> **MATERIAL FOR THE TASK**:
— begin —
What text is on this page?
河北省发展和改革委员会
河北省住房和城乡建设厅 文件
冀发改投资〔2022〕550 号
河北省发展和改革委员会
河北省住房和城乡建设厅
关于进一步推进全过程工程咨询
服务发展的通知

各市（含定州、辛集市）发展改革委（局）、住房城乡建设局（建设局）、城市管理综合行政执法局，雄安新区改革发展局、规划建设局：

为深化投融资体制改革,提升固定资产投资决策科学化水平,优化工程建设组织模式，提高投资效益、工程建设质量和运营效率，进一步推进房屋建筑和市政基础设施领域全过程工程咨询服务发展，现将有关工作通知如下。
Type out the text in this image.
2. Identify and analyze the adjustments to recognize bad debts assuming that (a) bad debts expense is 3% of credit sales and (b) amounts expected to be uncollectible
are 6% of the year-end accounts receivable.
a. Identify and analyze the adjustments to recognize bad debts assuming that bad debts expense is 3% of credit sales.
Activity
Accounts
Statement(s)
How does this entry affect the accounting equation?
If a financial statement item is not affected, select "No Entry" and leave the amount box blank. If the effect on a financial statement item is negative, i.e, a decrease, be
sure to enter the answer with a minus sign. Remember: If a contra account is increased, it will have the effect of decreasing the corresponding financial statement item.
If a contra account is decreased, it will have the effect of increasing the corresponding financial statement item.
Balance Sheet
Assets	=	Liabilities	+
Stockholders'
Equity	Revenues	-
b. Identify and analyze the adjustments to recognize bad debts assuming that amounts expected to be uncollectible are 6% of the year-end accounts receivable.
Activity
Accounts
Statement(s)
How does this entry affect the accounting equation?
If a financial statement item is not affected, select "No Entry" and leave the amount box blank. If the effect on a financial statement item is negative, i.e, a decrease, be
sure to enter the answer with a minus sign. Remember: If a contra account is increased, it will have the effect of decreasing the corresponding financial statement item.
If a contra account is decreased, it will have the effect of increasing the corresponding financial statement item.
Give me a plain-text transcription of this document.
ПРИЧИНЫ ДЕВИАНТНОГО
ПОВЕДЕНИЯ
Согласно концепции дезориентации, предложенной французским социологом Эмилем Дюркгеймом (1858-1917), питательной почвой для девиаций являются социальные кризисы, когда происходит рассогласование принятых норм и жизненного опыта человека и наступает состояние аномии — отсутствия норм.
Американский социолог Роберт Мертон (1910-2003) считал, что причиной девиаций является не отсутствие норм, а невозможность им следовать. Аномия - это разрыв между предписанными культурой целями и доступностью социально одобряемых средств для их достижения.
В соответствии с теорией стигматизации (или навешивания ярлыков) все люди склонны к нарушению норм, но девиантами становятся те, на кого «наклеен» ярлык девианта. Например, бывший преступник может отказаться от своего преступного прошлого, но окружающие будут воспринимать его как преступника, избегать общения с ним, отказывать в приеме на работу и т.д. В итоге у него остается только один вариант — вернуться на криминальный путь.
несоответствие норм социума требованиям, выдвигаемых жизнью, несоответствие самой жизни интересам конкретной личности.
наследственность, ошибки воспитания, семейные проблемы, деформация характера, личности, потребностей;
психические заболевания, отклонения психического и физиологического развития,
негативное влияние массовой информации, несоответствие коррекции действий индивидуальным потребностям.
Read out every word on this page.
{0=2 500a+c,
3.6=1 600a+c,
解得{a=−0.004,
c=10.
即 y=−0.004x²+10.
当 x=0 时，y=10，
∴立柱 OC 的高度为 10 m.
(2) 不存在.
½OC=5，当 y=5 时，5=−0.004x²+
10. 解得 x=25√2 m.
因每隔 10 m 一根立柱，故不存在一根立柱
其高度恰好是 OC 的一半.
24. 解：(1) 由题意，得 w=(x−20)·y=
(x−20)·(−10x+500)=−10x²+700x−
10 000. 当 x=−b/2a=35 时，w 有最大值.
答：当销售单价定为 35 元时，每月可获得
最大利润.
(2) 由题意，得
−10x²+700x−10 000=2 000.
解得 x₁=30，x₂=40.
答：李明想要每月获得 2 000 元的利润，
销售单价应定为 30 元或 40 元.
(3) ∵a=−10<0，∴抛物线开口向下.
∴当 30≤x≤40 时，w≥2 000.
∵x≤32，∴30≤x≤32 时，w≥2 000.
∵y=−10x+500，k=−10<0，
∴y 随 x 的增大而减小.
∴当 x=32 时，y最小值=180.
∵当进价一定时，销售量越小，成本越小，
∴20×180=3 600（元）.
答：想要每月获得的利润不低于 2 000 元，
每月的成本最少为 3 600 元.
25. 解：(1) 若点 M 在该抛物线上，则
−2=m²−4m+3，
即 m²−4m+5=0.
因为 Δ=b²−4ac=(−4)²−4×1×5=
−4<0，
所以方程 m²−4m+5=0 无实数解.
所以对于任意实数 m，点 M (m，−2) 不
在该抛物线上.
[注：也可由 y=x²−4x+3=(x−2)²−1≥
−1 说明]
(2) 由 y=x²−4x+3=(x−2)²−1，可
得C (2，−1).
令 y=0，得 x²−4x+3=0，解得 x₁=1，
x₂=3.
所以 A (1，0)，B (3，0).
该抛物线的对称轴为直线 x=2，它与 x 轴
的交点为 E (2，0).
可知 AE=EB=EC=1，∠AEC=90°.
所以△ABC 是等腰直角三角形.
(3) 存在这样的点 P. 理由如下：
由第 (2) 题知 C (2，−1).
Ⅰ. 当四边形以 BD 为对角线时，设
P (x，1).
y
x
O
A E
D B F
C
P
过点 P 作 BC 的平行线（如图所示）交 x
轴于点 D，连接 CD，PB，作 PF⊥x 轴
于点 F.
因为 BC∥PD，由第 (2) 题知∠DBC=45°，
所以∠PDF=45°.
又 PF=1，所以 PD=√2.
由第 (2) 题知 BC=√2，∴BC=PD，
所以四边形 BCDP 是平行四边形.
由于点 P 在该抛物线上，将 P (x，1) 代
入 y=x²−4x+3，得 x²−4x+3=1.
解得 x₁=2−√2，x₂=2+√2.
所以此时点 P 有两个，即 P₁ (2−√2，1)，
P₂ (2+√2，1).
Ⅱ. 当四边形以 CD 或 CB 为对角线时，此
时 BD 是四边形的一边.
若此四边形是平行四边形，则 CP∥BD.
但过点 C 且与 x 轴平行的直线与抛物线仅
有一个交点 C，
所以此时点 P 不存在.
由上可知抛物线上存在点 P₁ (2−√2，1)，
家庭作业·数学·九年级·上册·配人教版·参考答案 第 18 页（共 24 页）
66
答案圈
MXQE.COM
— end —
> **SHORT TASK**:
Repeat the data precisely, line by line.

> **RESULT FOR THIS EXERCISE**:
What text is on this page?
河北省发展和改革委员会
河北省住房和城乡建设厅 文件
冀发改投资〔2022〕550 号
河北省发展和改革委员会
河北省住房和城乡建设厅
关于进一步推进全过程工程咨询
服务发展的通知

各市（含定州、辛集市）发展改革委（局）、住房城乡建设局（建设局）、城市管理综合行政执法局，雄安新区改革发展局、规划建设局：

为深化投融资体制改革,提升固定资产投资决策科学化水平,优化工程建设组织模式，提高投资效益、工程建设质量和运营效率，进一步推进房屋建筑和市政基础设施领域全过程工程咨询服务发展，现将有关工作通知如下。
Type out the text in this image.
2. Identify and analyze the adjustments to recognize bad debts assuming that (a) bad debts expense is 3% of credit sales and (b) amounts expected to be uncollectible
are 6% of the year-end accounts receivable.
a. Identify and analyze the adjustments to recognize bad debts assuming that bad debts expense is 3% of credit sales.
Activity
Accounts
Statement(s)
How does this entry affect the accounting equation?
If a financial statement item is not affected, select "No Entry" and leave the amount box blank. If the effect on a financial statement item is negative, i.e, a decrease, be
sure to enter the answer with a minus sign. Remember: If a contra account is increased, it will have the effect of decreasing the corresponding financial statement item.
If a contra account is decreased, it will have the effect of increasing the corresponding financial statement item.
Balance Sheet
Assets	=	Liabilities	+
Stockholders'
Equity	Revenues	-
b. Identify and analyze the adjustments to recognize bad debts assuming that amounts expected to be uncollectible are 6% of the year-end accounts receivable.
Activity
Accounts
Statement(s)
How does this entry affect the accounting equation?
If a financial statement item is not affected, select "No Entry" and leave the amount box blank. If the effect on a financial statement item is negative, i.e, a decrease, be
sure to enter the answer with a minus sign. Remember: If a contra account is increased, it will have the effect of decreasing the corresponding financial statement item.
If a contra account is decreased, it will have the effect of increasing the corresponding financial statement item.
Give me a plain-text transcription of this document.
ПРИЧИНЫ ДЕВИАНТНОГО
ПОВЕДЕНИЯ
Согласно концепции дезориентации, предложенной французским социологом Эмилем Дюркгеймом (1858-1917), питательной почвой для девиаций являются социальные кризисы, когда происходит рассогласование принятых норм и жизненного опыта человека и наступает состояние аномии — отсутствия норм.
Американский социолог Роберт Мертон (1910-2003) считал, что причиной девиаций является не отсутствие норм, а невозможность им следовать. Аномия - это разрыв между предписанными культурой целями и доступностью социально одобряемых средств для их достижения.
В соответствии с теорией стигматизации (или навешивания ярлыков) все люди склонны к нарушению норм, но девиантами становятся те, на кого «наклеен» ярлык девианта. Например, бывший преступник может отказаться от своего преступного прошлого, но окружающие будут воспринимать его как преступника, избегать общения с ним, отказывать в приеме на работу и т.д. В итоге у него остается только один вариант — вернуться на криминальный путь.
несоответствие норм социума требованиям, выдвигаемых жизнью, несоответствие самой жизни интересам конкретной личности.
наследственность, ошибки воспитания, семейные проблемы, деформация характера, личности, потребностей;
психические заболевания, отклонения психического и физиологического развития,
негативное влияние массовой информации, несоответствие коррекции действий индивидуальным потребностям.
Read out every word on this page.
{0=2 500a+c,
3.6=1 600a+c,
解得{a=−0.004,
c=10.
即 y=−0.004x²+10.
当 x=0 时，y=10，
∴立柱 OC 的高度为 10 m.
(2) 不存在.
½OC=5，当 y=5 时，5=−0.004x²+
10. 解得 x=25√2 m.
因每隔 10 m 一根立柱，故不存在一根立柱
其高度恰好是 OC 的一半.
24. 解：(1) 由题意，得 w=(x−20)·y=
(x−20)·(−10x+500)=−10x²+700x−
10 000. 当 x=−b/2a=35 时，w 有最大值.
答：当销售单价定为 35 元时，每月可获得
最大利润.
(2) 由题意，得
−10x²+700x−10 000=2 000.
解得 x₁=30，x₂=40.
答：李明想要每月获得 2 000 元的利润，
销售单价应定为 30 元或 40 元.
(3) ∵a=−10<0，∴抛物线开口向下.
∴当 30≤x≤40 时，w≥2 000.
∵x≤32，∴30≤x≤32 时，w≥2 000.
∵y=−10x+500，k=−10<0，
∴y 随 x 的增大而减小.
∴当 x=32 时，y最小值=180.
∵当进价一定时，销售量越小，成本越小，
∴20×180=3 600（元）.
答：想要每月获得的利润不低于 2 000 元，
每月的成本最少为 3 600 元.
25. 解：(1) 若点 M 在该抛物线上，则
−2=m²−4m+3，
即 m²−4m+5=0.
因为 Δ=b²−4ac=(−4)²−4×1×5=
−4<0，
所以方程 m²−4m+5=0 无实数解.
所以对于任意实数 m，点 M (m，−2) 不
在该抛物线上.
[注：也可由 y=x²−4x+3=(x−2)²−1≥
−1 说明]
(2) 由 y=x²−4x+3=(x−2)²−1，可
得C (2，−1).
令 y=0，得 x²−4x+3=0，解得 x₁=1，
x₂=3.
所以 A (1，0)，B (3，0).
该抛物线的对称轴为直线 x=2，它与 x 轴
的交点为 E (2，0).
可知 AE=EB=EC=1，∠AEC=90°.
所以△ABC 是等腰直角三角形.
(3) 存在这样的点 P. 理由如下：
由第 (2) 题知 C (2，−1).
Ⅰ. 当四边形以 BD 为对角线时，设
P (x，1).
y
x
O
A E
D B F
C
P
过点 P 作 BC 的平行线（如图所示）交 x
轴于点 D，连接 CD，PB，作 PF⊥x 轴
于点 F.
因为 BC∥PD，由第 (2) 题知∠DBC=45°，
所以∠PDF=45°.
又 PF=1，所以 PD=√2.
由第 (2) 题知 BC=√2，∴BC=PD，
所以四边形 BCDP 是平行四边形.
由于点 P 在该抛物线上，将 P (x，1) 代
入 y=x²−4x+3，得 x²−4x+3=1.
解得 x₁=2−√2，x₂=2+√2.
所以此时点 P 有两个，即 P₁ (2−√2，1)，
P₂ (2+√2，1).
Ⅱ. 当四边形以 CD 或 CB 为对角线时，此
时 BD 是四边形的一边.
若此四边形是平行四边形，则 CP∥BD.
但过点 C 且与 x 轴平行的直线与抛物线仅
有一个交点 C，
所以此时点 P 不存在.
由上可知抛物线上存在点 P₁ (2−√2，1)，
家庭作业·数学·九年级·上册·配人教版·参考答案 第 18 页（共 24 页）
66
答案圈
MXQE.COM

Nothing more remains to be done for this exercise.